AIM. Write out every line of the records below as a JSON list of strings, one string per line, leaving out blank lines and the picture lines.
— BEGIN LISTED ENTRIES —
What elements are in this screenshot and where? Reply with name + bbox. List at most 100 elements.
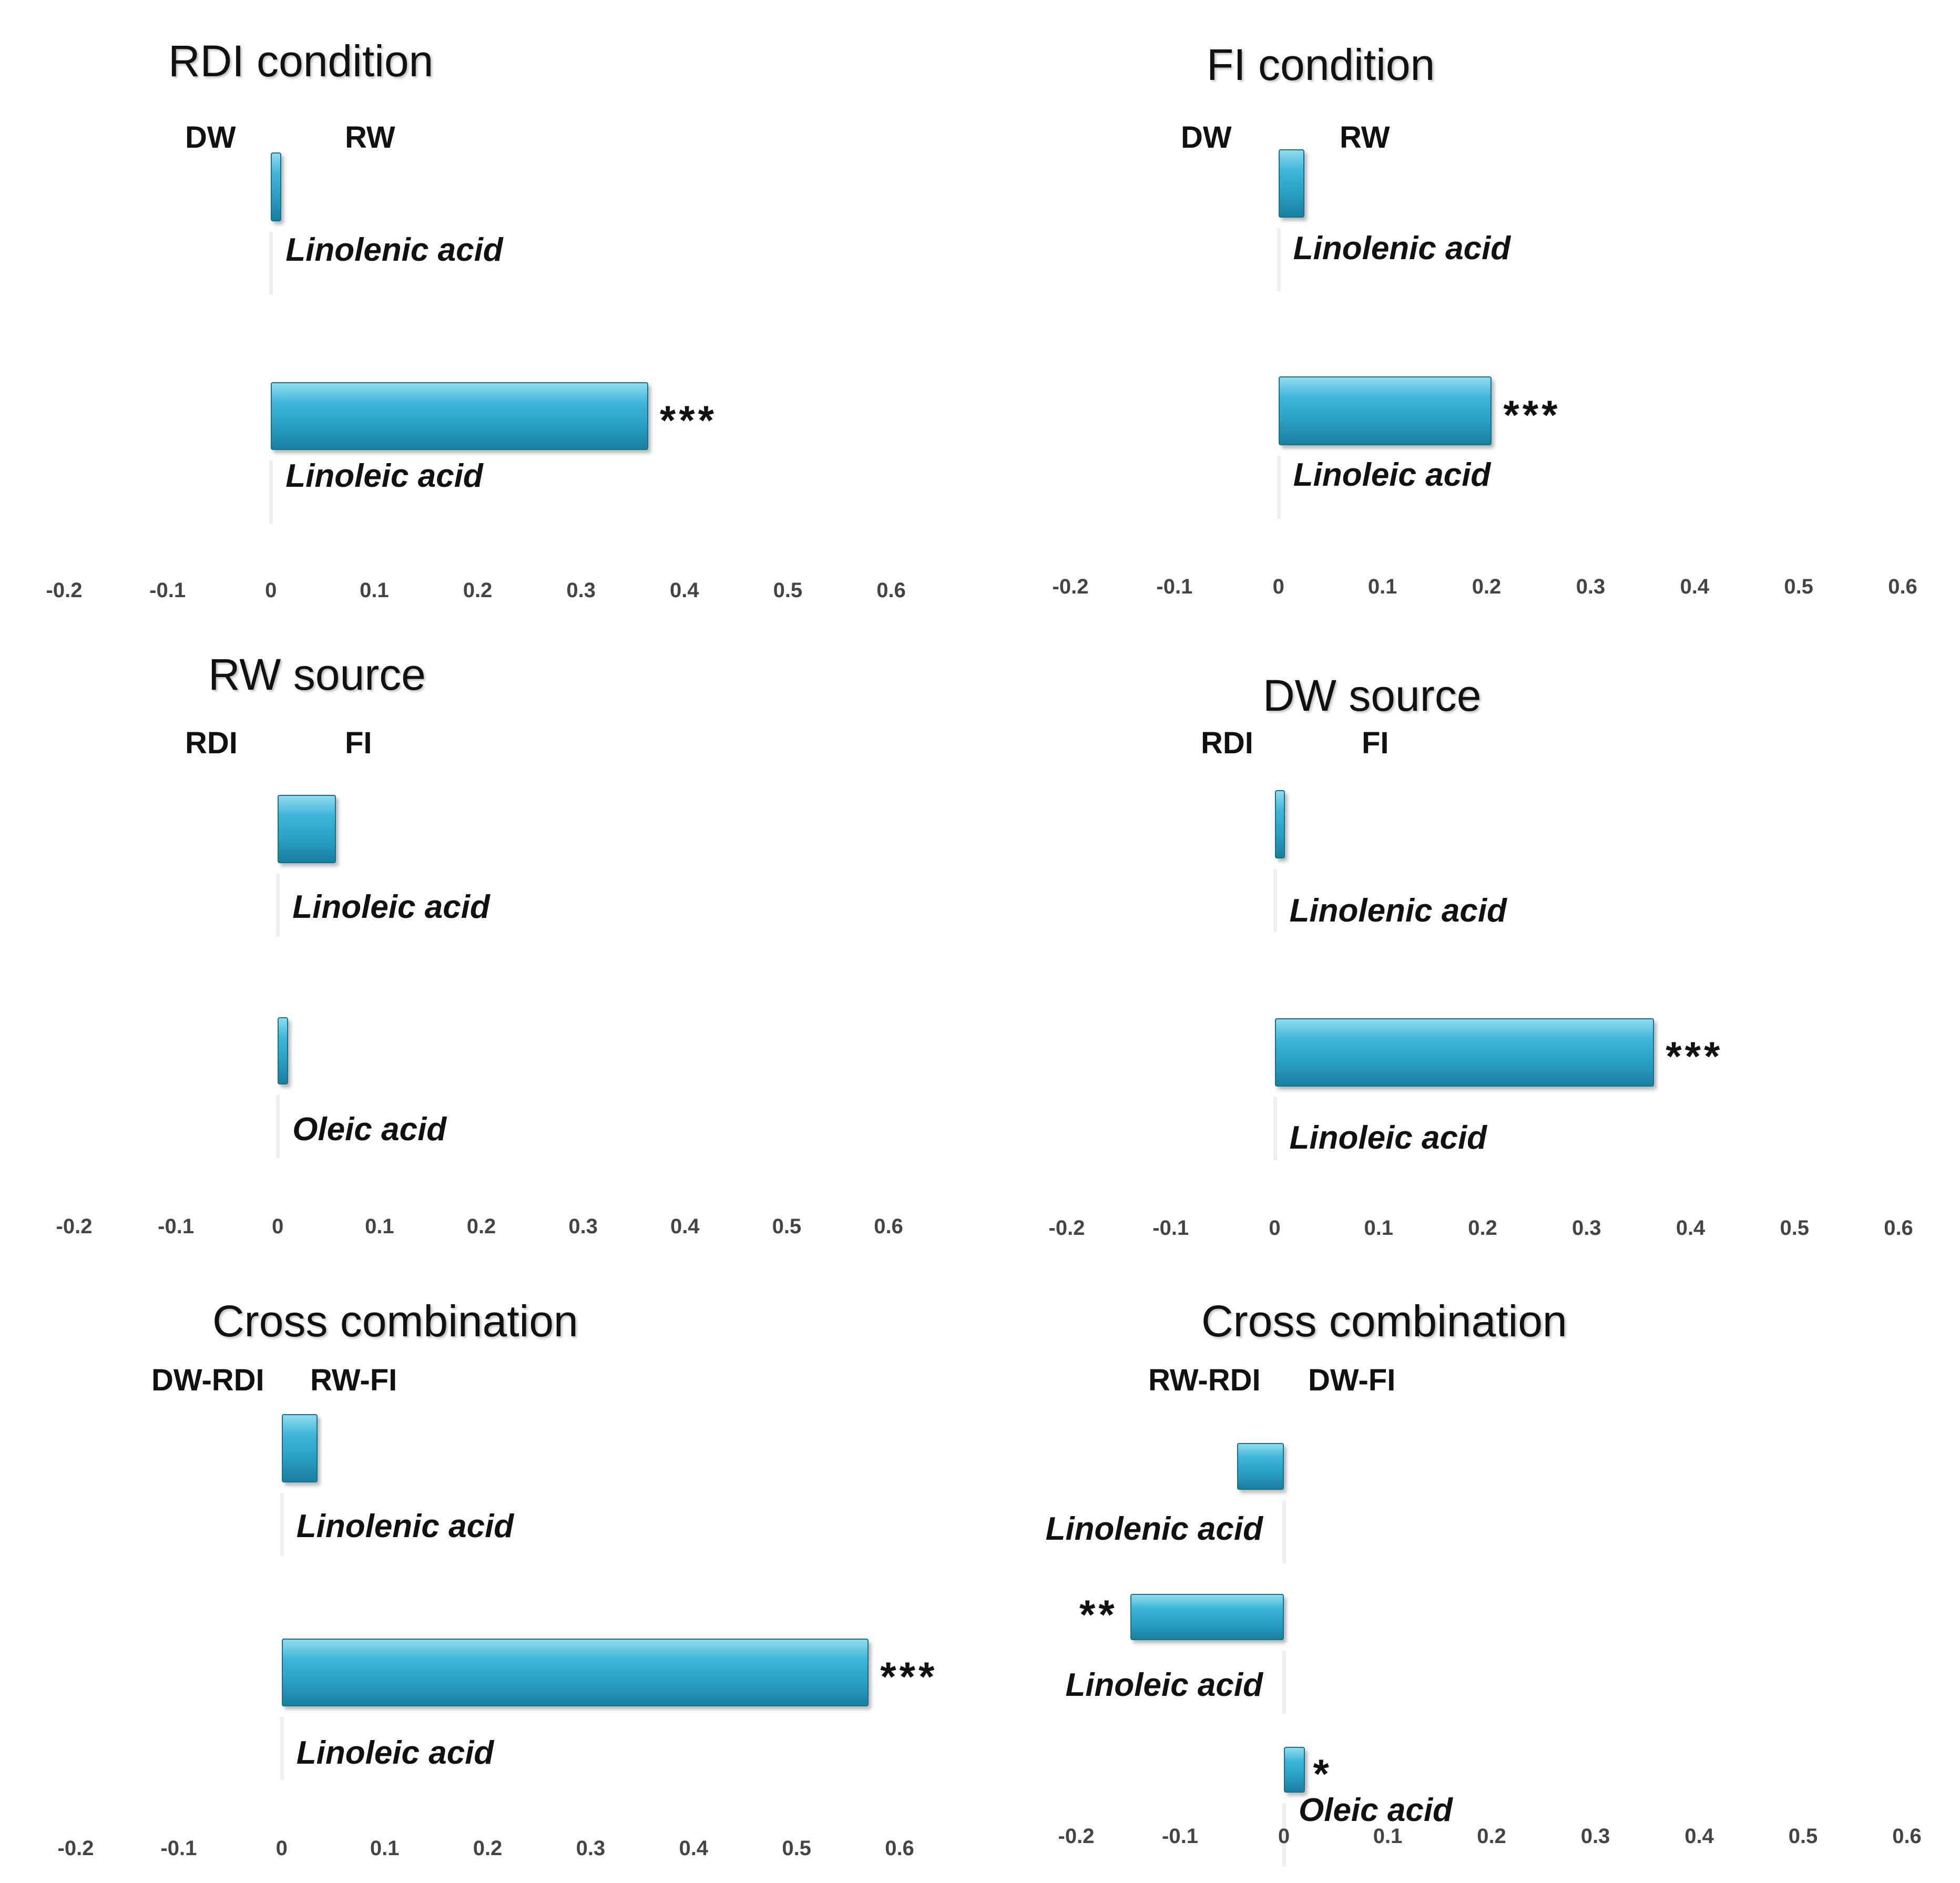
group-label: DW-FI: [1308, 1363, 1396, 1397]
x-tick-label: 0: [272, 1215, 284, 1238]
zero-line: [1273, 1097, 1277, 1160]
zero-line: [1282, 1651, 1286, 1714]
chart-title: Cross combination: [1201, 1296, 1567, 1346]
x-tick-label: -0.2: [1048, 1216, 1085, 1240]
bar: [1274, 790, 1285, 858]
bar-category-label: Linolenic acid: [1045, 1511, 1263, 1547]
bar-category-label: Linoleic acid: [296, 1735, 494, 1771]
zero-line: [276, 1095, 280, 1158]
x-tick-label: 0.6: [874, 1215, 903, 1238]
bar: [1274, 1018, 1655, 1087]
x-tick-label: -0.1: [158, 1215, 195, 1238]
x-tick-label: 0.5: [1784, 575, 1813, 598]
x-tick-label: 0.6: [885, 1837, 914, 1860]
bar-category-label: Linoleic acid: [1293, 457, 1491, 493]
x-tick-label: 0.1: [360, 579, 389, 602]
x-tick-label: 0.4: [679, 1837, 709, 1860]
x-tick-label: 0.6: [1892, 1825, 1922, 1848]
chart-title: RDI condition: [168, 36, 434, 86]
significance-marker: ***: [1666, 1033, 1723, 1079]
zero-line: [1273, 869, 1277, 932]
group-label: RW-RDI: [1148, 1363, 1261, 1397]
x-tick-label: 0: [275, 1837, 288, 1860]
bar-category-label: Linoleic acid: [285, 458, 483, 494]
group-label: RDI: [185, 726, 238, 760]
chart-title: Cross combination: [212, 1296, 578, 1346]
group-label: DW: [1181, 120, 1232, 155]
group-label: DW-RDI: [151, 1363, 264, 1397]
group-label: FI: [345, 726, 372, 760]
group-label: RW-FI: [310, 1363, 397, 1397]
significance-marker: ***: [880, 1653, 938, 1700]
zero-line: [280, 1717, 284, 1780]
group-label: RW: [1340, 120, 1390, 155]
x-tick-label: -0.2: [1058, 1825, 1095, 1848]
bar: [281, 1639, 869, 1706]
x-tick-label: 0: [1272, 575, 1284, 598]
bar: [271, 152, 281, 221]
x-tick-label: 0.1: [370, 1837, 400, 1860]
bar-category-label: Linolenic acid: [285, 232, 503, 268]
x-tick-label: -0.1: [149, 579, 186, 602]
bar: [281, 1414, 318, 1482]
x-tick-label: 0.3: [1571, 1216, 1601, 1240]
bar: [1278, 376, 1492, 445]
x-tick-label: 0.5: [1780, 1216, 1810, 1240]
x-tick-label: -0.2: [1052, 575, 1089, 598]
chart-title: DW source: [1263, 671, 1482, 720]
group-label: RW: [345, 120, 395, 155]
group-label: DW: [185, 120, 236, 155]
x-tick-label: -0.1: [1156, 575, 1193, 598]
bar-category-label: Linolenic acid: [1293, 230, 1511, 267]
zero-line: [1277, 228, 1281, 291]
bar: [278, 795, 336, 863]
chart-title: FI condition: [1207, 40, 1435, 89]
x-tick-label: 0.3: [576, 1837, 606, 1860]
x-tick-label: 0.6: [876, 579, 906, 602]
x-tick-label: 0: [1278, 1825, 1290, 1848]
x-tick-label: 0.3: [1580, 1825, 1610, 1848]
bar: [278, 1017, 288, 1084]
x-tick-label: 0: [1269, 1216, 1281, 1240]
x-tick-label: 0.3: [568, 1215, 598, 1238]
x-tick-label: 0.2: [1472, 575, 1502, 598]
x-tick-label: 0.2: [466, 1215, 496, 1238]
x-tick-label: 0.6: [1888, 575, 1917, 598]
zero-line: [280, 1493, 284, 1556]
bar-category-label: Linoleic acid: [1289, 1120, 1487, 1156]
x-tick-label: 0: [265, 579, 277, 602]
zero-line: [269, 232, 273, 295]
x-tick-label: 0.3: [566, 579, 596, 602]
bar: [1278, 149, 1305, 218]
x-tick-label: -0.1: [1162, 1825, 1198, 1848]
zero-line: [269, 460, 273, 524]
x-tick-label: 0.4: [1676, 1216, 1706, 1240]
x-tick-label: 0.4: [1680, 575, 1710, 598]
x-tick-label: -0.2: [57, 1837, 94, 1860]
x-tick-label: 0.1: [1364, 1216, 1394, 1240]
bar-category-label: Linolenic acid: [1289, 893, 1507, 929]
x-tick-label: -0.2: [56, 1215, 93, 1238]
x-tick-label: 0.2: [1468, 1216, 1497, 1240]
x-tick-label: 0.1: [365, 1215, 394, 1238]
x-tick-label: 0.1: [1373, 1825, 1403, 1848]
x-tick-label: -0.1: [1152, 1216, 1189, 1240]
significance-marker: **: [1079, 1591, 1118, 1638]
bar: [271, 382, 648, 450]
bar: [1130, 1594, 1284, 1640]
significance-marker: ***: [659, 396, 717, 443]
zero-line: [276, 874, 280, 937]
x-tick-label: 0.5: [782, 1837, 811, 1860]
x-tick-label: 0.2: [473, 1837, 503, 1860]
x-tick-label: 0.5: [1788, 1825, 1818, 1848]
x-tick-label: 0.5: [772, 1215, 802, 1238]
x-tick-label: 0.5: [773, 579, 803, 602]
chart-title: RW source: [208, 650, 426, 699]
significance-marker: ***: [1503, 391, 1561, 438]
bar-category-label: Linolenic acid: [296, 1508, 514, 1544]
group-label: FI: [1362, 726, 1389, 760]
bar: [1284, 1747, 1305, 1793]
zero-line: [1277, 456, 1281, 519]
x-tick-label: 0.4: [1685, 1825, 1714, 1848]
— END LISTED ENTRIES —
REPLY.
[
  "What elements are in this screenshot and where? Reply with name + bbox. List at most 100 elements.",
  "group-label: DW-FI: [1308, 1363, 1396, 1397]",
  "x-tick-label: 0: [272, 1215, 284, 1238]",
  "zero-line: [1273, 1097, 1277, 1160]",
  "zero-line: [1282, 1651, 1286, 1714]",
  "chart-title: Cross combination: [1201, 1296, 1567, 1346]",
  "x-tick-label: -0.2: [1048, 1216, 1085, 1240]",
  "bar: [1274, 790, 1285, 858]",
  "bar-category-label: Linolenic acid: [1045, 1511, 1263, 1547]",
  "bar-category-label: Linoleic acid: [296, 1735, 494, 1771]",
  "zero-line: [276, 1095, 280, 1158]",
  "x-tick-label: 0.6: [874, 1215, 903, 1238]",
  "bar: [1274, 1018, 1655, 1087]",
  "x-tick-label: -0.1: [158, 1215, 195, 1238]",
  "x-tick-label: 0.5: [1784, 575, 1813, 598]",
  "x-tick-label: 0.6: [885, 1837, 914, 1860]",
  "bar-category-label: Linoleic acid: [1293, 457, 1491, 493]",
  "x-tick-label: 0.1: [360, 579, 389, 602]",
  "x-tick-label: 0.4: [679, 1837, 709, 1860]",
  "x-tick-label: 0.6: [1892, 1825, 1922, 1848]",
  "chart-title: RDI condition: [168, 36, 434, 86]",
  "significance-marker: ***: [1666, 1033, 1723, 1079]",
  "zero-line: [1273, 869, 1277, 932]",
  "group-label: RW-RDI: [1148, 1363, 1261, 1397]",
  "x-tick-label: 0: [275, 1837, 288, 1860]",
  "bar-category-label: Linoleic acid: [285, 458, 483, 494]",
  "group-label: RDI: [185, 726, 238, 760]",
  "chart-title: Cross combination: [212, 1296, 578, 1346]",
  "group-label: DW: [1181, 120, 1232, 155]",
  "group-label: DW-RDI: [151, 1363, 264, 1397]",
  "group-label: FI: [345, 726, 372, 760]",
  "group-label: RW-FI: [310, 1363, 397, 1397]",
  "significance-marker: ***: [880, 1653, 938, 1700]",
  "zero-line: [280, 1717, 284, 1780]",
  "group-label: RW: [1340, 120, 1390, 155]",
  "x-tick-label: -0.2: [1058, 1825, 1095, 1848]",
  "bar: [281, 1639, 869, 1706]",
  "x-tick-label: 0: [1272, 575, 1284, 598]",
  "bar: [271, 152, 281, 221]",
  "x-tick-label: 0.1: [370, 1837, 400, 1860]",
  "bar-category-label: Linolenic acid: [285, 232, 503, 268]",
  "x-tick-label: -0.1: [149, 579, 186, 602]",
  "bar: [281, 1414, 318, 1482]",
  "x-tick-label: 0.3: [1571, 1216, 1601, 1240]",
  "bar: [1278, 376, 1492, 445]",
  "x-tick-label: 0.5: [1780, 1216, 1810, 1240]",
  "x-tick-label: -0.2: [1052, 575, 1089, 598]",
  "chart-title: DW source: [1263, 671, 1482, 720]",
  "group-label: RW: [345, 120, 395, 155]",
  "group-label: DW: [185, 120, 236, 155]",
  "x-tick-label: -0.1: [1156, 575, 1193, 598]",
  "bar-category-label: Linolenic acid: [1293, 230, 1511, 267]",
  "zero-line: [1277, 228, 1281, 291]",
  "bar: [278, 795, 336, 863]",
  "chart-title: FI condition: [1207, 40, 1435, 89]",
  "x-tick-label: 0.3: [576, 1837, 606, 1860]",
  "x-tick-label: 0.6: [876, 579, 906, 602]",
  "x-tick-label: 0: [1278, 1825, 1290, 1848]",
  "x-tick-label: 0.3: [1580, 1825, 1610, 1848]",
  "bar: [278, 1017, 288, 1084]",
  "x-tick-label: 0: [1269, 1216, 1281, 1240]",
  "x-tick-label: 0.3: [568, 1215, 598, 1238]",
  "x-tick-label: 0.2: [1472, 575, 1502, 598]",
  "x-tick-label: 0.2: [466, 1215, 496, 1238]",
  "x-tick-label: 0.6: [1888, 575, 1917, 598]",
  "zero-line: [280, 1493, 284, 1556]",
  "bar-category-label: Linoleic acid: [1289, 1120, 1487, 1156]",
  "x-tick-label: 0: [265, 579, 277, 602]",
  "zero-line: [269, 232, 273, 295]",
  "x-tick-label: 0.3: [566, 579, 596, 602]",
  "bar: [1278, 149, 1305, 218]",
  "x-tick-label: -0.1: [1162, 1825, 1198, 1848]",
  "zero-line: [269, 460, 273, 524]",
  "x-tick-label: 0.4: [1676, 1216, 1706, 1240]",
  "x-tick-label: 0.4: [1680, 575, 1710, 598]",
  "x-tick-label: -0.2: [57, 1837, 94, 1860]",
  "x-tick-label: 0.1: [1364, 1216, 1394, 1240]",
  "bar-category-label: Linolenic acid: [1289, 893, 1507, 929]",
  "x-tick-label: -0.2: [56, 1215, 93, 1238]",
  "x-tick-label: 0.2: [1468, 1216, 1497, 1240]",
  "x-tick-label: 0.1: [365, 1215, 394, 1238]",
  "x-tick-label: 0.1: [1373, 1825, 1403, 1848]",
  "x-tick-label: -0.1: [1152, 1216, 1189, 1240]",
  "significance-marker: **: [1079, 1591, 1118, 1638]",
  "bar: [271, 382, 648, 450]",
  "bar: [1130, 1594, 1284, 1640]",
  "significance-marker: ***: [659, 396, 717, 443]",
  "zero-line: [276, 874, 280, 937]",
  "x-tick-label: 0.5: [782, 1837, 811, 1860]",
  "x-tick-label: 0.2: [473, 1837, 503, 1860]",
  "x-tick-label: 0.5: [1788, 1825, 1818, 1848]",
  "x-tick-label: 0.5: [772, 1215, 802, 1238]",
  "x-tick-label: 0.5: [773, 579, 803, 602]",
  "chart-title: RW source: [208, 650, 426, 699]",
  "significance-marker: ***: [1503, 391, 1561, 438]",
  "bar-category-label: Linolenic acid: [296, 1508, 514, 1544]",
  "group-label: FI: [1362, 726, 1389, 760]",
  "bar: [1284, 1747, 1305, 1793]",
  "zero-line: [1277, 456, 1281, 519]",
  "x-tick-label: 0.4: [1685, 1825, 1714, 1848]"
]